#### Entries provided:
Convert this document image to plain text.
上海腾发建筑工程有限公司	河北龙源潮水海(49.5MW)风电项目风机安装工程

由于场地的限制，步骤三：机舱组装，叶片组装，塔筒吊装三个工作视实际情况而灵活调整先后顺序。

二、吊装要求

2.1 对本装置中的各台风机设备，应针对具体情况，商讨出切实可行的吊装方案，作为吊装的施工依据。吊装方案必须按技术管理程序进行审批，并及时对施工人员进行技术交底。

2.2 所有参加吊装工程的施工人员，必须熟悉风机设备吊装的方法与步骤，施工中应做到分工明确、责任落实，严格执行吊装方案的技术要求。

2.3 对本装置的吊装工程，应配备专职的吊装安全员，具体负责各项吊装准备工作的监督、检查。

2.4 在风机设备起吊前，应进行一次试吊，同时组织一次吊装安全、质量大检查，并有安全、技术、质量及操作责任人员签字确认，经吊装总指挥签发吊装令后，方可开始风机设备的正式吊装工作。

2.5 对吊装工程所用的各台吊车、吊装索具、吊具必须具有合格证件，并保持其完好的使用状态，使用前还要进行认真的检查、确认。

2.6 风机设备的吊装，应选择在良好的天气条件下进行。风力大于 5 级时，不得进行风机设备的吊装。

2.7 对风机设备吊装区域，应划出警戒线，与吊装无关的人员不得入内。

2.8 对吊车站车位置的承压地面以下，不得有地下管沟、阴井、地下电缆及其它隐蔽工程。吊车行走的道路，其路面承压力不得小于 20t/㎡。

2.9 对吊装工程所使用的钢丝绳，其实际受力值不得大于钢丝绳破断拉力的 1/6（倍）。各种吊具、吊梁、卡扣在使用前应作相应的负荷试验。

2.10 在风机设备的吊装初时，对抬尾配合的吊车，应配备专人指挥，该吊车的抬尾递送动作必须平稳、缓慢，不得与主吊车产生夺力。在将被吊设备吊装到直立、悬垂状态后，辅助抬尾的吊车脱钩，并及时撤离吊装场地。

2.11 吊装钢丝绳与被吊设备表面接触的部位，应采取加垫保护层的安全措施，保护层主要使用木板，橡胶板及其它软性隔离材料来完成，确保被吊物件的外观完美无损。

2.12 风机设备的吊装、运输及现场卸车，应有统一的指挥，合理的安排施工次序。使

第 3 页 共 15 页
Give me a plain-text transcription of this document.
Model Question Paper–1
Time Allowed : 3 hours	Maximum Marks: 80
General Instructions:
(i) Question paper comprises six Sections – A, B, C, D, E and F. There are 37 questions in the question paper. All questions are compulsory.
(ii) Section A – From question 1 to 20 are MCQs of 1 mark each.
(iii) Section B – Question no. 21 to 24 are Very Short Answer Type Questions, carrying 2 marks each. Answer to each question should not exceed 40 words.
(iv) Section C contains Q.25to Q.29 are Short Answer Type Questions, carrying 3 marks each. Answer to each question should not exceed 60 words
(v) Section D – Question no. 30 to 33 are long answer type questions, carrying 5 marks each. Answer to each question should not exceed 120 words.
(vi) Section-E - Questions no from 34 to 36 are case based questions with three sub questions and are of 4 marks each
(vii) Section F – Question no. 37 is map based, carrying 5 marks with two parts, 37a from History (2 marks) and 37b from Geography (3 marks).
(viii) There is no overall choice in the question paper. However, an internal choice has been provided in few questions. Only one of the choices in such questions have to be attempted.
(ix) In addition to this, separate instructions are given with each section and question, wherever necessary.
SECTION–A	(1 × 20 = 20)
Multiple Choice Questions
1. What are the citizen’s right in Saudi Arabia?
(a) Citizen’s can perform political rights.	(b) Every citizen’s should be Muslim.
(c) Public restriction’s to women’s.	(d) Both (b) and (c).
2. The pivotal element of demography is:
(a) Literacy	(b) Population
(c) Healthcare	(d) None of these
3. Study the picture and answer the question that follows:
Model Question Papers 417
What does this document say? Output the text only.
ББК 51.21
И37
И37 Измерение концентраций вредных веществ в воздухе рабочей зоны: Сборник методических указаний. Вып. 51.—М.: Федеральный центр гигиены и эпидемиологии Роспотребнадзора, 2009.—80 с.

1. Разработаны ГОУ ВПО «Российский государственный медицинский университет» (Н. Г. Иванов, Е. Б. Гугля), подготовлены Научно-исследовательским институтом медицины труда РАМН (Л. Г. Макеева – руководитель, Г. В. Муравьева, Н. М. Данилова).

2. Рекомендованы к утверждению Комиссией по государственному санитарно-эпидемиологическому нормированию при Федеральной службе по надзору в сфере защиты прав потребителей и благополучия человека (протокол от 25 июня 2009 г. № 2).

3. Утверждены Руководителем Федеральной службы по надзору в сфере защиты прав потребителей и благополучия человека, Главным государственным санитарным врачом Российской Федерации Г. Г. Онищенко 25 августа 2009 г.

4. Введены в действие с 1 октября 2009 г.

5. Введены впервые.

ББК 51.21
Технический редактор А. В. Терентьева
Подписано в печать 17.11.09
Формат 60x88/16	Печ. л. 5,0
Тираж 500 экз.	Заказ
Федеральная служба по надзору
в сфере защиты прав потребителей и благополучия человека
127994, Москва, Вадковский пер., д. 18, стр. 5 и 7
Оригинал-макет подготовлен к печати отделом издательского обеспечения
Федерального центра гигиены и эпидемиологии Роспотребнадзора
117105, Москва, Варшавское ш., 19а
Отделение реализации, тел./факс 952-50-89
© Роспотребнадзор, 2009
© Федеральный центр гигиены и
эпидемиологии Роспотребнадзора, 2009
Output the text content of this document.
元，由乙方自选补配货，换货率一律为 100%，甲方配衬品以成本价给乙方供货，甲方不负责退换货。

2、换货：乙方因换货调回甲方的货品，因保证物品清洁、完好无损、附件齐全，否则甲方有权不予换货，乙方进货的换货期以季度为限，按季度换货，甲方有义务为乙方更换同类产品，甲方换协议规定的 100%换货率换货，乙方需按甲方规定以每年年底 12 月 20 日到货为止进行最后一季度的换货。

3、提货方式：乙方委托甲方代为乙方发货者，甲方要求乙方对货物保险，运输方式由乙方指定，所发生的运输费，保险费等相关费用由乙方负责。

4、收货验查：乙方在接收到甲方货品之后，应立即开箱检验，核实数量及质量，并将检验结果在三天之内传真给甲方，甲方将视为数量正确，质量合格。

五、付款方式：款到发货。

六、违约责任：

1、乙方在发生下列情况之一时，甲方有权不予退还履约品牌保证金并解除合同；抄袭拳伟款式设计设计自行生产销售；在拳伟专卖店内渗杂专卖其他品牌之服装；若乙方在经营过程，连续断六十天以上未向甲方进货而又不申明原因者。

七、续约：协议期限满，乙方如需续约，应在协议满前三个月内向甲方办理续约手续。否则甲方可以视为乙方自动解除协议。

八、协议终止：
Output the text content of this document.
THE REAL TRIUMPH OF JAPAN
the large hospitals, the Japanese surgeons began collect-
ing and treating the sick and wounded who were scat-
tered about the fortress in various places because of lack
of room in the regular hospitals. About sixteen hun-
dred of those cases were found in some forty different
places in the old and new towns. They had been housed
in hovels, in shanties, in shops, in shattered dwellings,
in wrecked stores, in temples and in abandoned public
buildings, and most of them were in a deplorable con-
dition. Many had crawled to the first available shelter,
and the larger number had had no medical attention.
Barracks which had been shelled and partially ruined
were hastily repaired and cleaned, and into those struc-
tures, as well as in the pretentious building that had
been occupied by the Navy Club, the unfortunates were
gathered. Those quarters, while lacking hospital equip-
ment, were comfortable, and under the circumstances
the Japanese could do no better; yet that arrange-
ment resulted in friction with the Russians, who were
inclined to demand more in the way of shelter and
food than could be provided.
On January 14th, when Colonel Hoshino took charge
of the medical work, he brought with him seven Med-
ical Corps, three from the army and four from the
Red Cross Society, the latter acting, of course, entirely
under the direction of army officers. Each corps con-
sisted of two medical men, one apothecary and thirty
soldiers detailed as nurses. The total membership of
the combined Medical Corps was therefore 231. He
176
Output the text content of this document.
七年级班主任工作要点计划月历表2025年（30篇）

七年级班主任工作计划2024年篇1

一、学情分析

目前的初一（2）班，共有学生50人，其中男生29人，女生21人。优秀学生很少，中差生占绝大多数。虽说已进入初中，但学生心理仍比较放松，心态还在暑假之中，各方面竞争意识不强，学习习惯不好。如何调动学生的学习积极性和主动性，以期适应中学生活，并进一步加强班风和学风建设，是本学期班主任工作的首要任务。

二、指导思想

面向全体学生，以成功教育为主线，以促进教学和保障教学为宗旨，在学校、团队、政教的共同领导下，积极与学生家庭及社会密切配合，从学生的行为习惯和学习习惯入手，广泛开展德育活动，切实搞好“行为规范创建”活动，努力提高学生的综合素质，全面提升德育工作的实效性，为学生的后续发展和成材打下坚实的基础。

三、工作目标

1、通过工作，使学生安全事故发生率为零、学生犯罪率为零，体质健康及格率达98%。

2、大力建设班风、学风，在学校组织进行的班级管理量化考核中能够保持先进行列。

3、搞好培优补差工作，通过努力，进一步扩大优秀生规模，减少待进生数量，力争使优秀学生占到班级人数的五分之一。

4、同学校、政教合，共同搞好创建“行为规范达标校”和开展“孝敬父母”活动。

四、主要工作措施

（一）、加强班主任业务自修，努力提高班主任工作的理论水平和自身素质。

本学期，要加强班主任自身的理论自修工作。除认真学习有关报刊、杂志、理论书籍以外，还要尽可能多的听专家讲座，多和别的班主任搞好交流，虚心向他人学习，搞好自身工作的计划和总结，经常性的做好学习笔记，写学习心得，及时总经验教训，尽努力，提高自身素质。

#### Instruction:
From the data, collect all lines where the string "гигиены" appears.

#### Result of this exercise:
И37 Измерение концентраций вредных веществ в воздухе рабочей зоны: Сборник методических указаний. Вып. 51.—М.: Федеральный центр гигиены и эпидемиологии Роспотребнадзора, 2009.—80 с.
Федерального центра гигиены и эпидемиологии Роспотребнадзора
© Федеральный центр гигиены и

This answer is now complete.